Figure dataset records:
------------------------------------------------
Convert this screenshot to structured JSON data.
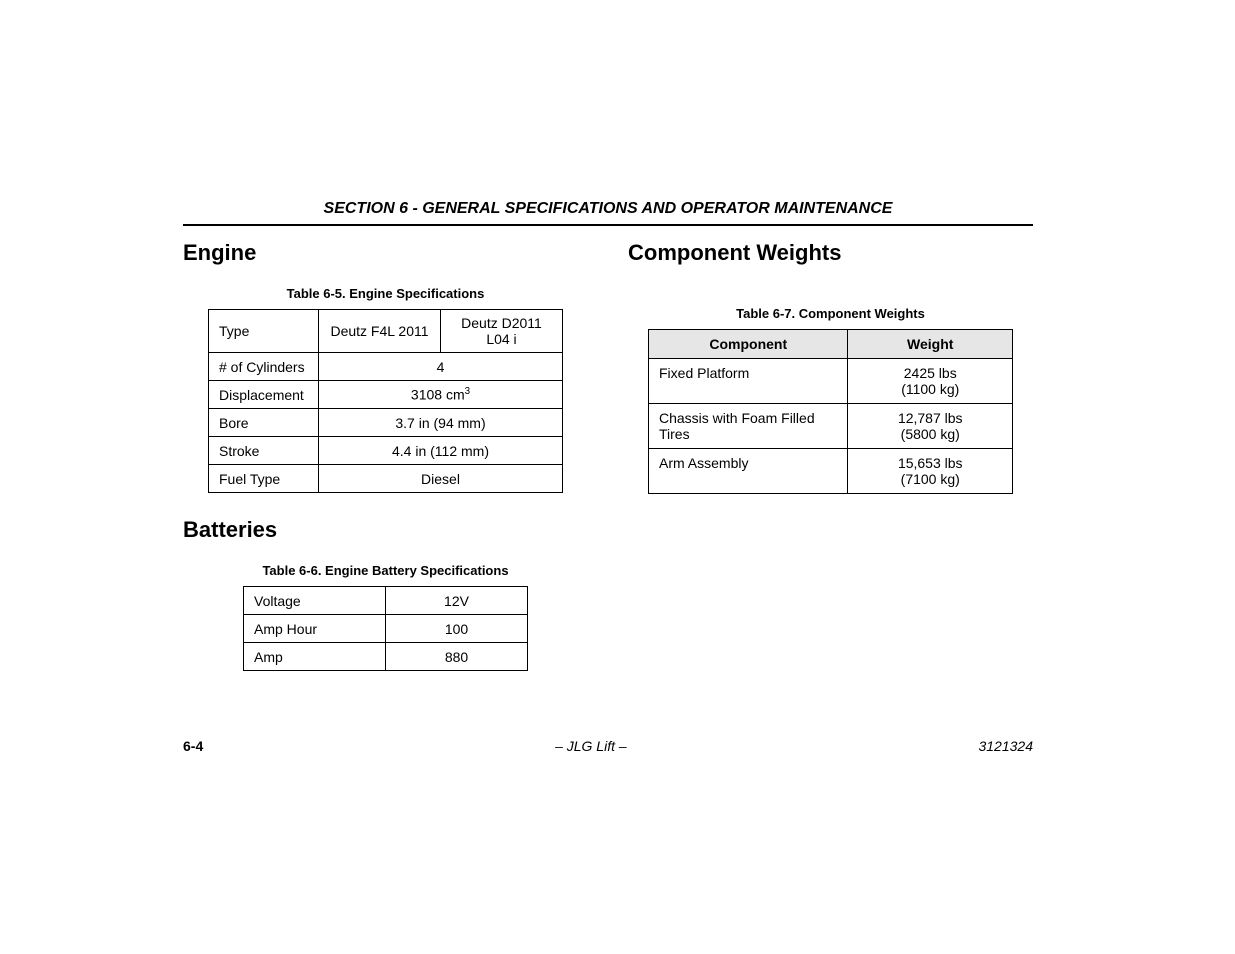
{
  "sectionTitle": "SECTION 6 - GENERAL SPECIFICATIONS AND OPERATOR MAINTENANCE",
  "headings": {
    "engine": "Engine",
    "batteries": "Batteries",
    "componentWeights": "Component Weights"
  },
  "engineTable": {
    "caption": "Table 6-5.   Engine Specifications",
    "rows": [
      {
        "label": "Type",
        "split": true,
        "val1": "Deutz F4L 2011",
        "val2": "Deutz D2011 L04 i"
      },
      {
        "label": "# of Cylinders",
        "split": false,
        "val": "4"
      },
      {
        "label": "Displacement",
        "split": false,
        "val": "3108 cm",
        "sup": "3"
      },
      {
        "label": "Bore",
        "split": false,
        "val": "3.7 in (94 mm)"
      },
      {
        "label": "Stroke",
        "split": false,
        "val": "4.4 in (112 mm)"
      },
      {
        "label": "Fuel Type",
        "split": false,
        "val": "Diesel"
      }
    ]
  },
  "batteryTable": {
    "caption": "Table 6-6.   Engine Battery Specifications",
    "rows": [
      {
        "label": "Voltage",
        "val": "12V"
      },
      {
        "label": "Amp Hour",
        "val": "100"
      },
      {
        "label": "Amp",
        "val": "880"
      }
    ]
  },
  "weightsTable": {
    "caption": "Table 6-7.   Component Weights",
    "headers": {
      "component": "Component",
      "weight": "Weight"
    },
    "rows": [
      {
        "component": "Fixed Platform",
        "weight": "2425 lbs",
        "weightSub": "(1100 kg)"
      },
      {
        "component": "Chassis with Foam Filled Tires",
        "weight": "12,787 lbs",
        "weightSub": "(5800 kg)"
      },
      {
        "component": "Arm Assembly",
        "weight": "15,653 lbs",
        "weightSub": "(7100 kg)"
      }
    ]
  },
  "footer": {
    "pageNum": "6-4",
    "center": "– JLG Lift –",
    "docNum": "3121324"
  },
  "colors": {
    "background": "#ffffff",
    "text": "#000000",
    "tableHeaderBg": "#e6e6e6",
    "border": "#000000"
  }
}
------------------------------------------------
** Instructions to follow **
Locate the word "Deutz" in the data above. Copy every line carrying it.

** Exercise response **
        "val1": "Deutz F4L 2011",
        "val2": "Deutz D2011 L04 i"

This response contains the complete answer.